(Data items)
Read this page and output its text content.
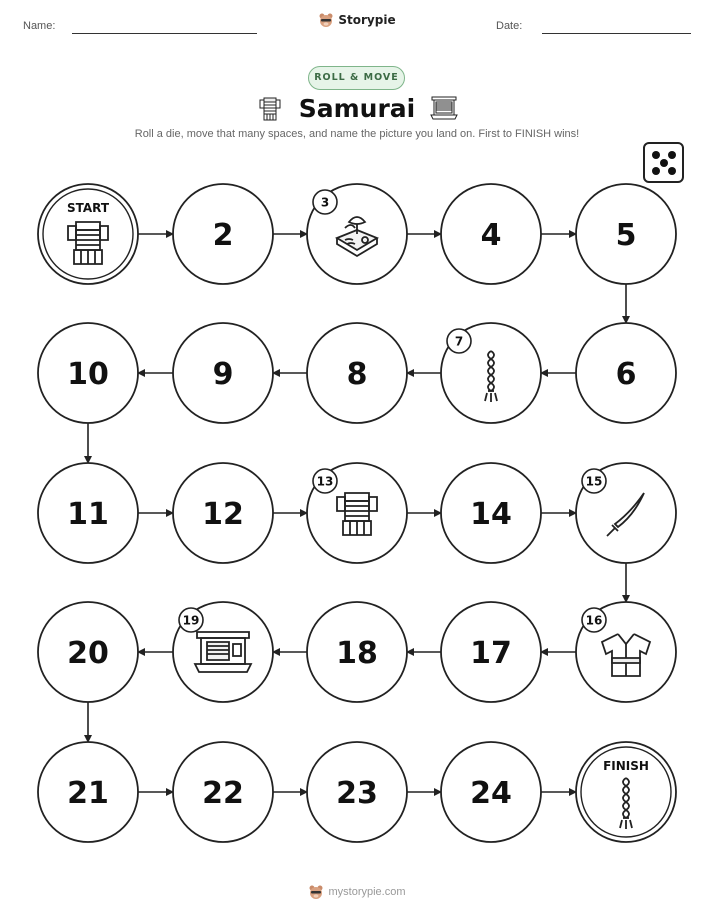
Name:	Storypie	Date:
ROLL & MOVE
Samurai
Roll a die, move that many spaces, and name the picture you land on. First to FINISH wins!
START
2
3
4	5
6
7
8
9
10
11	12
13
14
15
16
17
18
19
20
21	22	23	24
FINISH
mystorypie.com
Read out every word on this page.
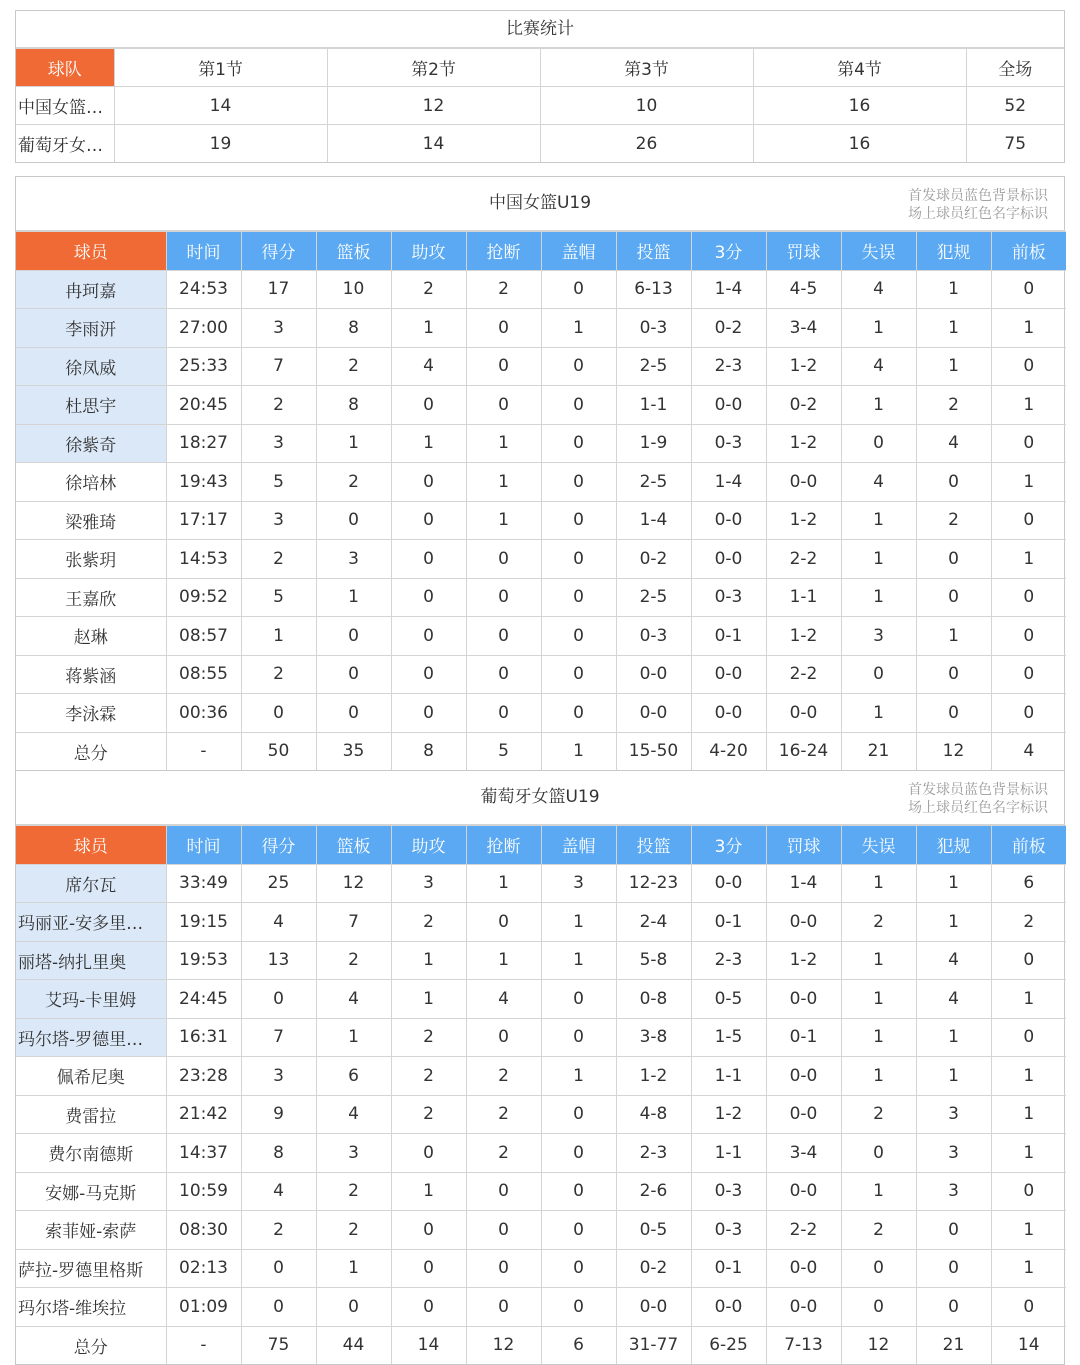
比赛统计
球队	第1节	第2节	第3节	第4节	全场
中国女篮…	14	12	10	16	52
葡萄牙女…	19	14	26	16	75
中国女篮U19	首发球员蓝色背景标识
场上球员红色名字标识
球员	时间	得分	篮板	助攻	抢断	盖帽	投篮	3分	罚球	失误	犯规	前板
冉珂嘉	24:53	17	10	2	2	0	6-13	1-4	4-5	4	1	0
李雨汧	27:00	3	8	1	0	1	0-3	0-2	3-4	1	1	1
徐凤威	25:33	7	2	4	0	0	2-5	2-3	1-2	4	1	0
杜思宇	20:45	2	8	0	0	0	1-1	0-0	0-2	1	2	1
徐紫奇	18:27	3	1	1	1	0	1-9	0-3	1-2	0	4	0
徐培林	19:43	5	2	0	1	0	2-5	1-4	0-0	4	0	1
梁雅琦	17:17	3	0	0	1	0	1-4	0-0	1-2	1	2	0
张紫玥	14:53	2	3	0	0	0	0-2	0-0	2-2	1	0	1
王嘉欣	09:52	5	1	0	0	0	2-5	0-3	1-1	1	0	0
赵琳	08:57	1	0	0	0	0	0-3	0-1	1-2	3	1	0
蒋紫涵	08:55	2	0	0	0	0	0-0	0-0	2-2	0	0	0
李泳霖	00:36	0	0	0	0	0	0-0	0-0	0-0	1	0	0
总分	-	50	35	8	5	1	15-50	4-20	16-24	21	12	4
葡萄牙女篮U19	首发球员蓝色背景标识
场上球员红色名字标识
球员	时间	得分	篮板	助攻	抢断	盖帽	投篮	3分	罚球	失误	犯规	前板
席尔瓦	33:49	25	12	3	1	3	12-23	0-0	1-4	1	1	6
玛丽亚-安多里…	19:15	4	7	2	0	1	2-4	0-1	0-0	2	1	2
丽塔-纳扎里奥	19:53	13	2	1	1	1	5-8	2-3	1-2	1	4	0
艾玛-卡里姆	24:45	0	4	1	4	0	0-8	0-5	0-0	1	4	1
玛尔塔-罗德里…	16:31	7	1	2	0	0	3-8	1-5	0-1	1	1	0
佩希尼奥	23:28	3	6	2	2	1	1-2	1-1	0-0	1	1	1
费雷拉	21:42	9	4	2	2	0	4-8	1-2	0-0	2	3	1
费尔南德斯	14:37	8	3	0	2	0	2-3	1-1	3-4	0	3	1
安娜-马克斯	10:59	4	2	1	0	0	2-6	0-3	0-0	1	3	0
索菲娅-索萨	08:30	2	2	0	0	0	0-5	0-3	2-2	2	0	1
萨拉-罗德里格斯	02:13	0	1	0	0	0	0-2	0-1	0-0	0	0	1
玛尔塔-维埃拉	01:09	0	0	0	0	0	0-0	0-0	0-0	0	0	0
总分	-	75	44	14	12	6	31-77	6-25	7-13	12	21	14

==

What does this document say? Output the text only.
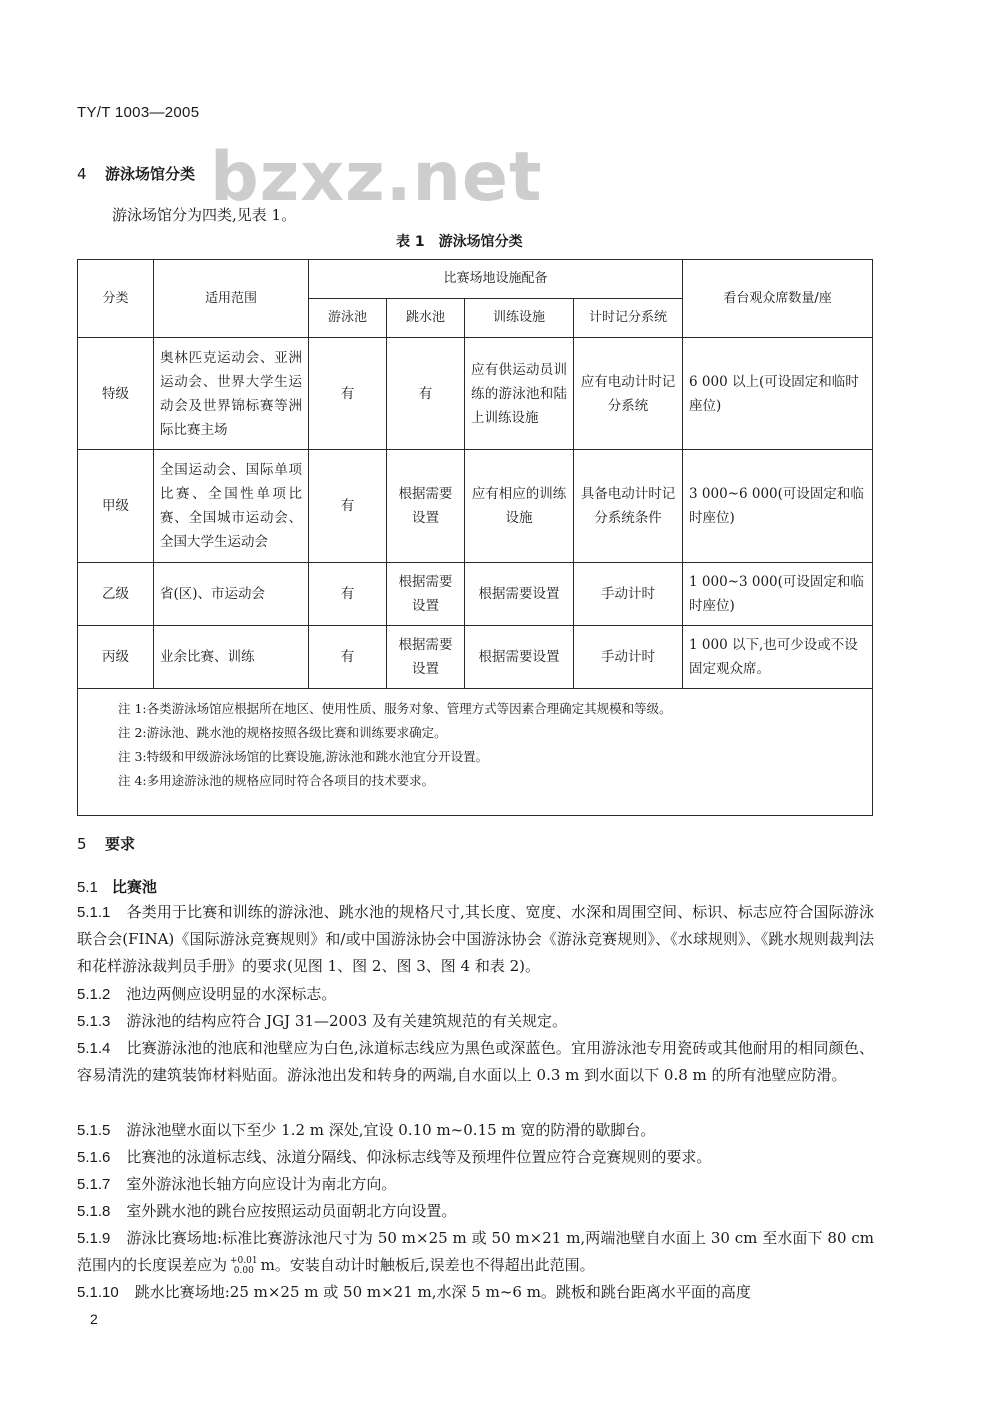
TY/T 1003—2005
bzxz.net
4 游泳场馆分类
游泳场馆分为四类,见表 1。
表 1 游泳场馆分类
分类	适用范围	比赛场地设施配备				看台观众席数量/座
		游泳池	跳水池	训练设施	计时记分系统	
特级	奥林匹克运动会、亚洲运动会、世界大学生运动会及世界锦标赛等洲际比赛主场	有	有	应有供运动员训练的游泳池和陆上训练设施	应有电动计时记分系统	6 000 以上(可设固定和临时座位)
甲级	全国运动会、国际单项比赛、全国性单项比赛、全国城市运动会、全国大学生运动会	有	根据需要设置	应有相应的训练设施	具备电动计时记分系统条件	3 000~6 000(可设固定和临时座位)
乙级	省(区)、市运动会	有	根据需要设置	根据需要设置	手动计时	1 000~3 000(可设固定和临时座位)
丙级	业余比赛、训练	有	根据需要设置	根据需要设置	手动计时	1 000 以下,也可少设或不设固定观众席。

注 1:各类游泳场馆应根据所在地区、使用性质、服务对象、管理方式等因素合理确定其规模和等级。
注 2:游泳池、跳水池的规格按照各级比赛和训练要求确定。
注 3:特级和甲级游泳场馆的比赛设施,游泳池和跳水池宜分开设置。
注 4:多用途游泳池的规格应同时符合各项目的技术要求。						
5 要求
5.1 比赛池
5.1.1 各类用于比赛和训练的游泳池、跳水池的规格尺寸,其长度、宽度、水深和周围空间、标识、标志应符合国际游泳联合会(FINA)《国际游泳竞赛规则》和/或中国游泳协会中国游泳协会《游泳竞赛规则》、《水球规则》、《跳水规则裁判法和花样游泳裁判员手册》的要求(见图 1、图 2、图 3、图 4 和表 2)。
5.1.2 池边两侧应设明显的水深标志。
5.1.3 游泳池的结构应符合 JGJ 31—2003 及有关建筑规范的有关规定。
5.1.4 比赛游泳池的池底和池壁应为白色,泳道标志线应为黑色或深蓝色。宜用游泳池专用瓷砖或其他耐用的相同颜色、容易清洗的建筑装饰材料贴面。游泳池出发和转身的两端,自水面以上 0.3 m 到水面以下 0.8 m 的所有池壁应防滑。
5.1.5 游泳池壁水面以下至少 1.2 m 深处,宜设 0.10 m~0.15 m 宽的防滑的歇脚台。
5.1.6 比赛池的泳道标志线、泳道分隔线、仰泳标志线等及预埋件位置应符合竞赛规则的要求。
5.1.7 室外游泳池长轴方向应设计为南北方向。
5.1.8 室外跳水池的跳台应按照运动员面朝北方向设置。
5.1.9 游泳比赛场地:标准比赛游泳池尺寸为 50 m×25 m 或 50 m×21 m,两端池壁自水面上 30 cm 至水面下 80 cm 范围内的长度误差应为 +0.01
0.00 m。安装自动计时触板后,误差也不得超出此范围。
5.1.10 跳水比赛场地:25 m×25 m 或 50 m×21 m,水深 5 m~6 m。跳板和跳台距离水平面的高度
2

What to produce =
Within the listing above, copy each line that has the string "根据需要设置".

Task output =
甲级	全国运动会、国际单项比赛、全国性单项比赛、全国城市运动会、全国大学生运动会	有	根据需要设置	应有相应的训练设施	具备电动计时记分系统条件	3 000~6 000(可设固定和临时座位)
乙级	省(区)、市运动会	有	根据需要设置	根据需要设置	手动计时	1 000~3 000(可设固定和临时座位)
丙级	业余比赛、训练	有	根据需要设置	根据需要设置	手动计时	1 000 以下,也可少设或不设固定观众席。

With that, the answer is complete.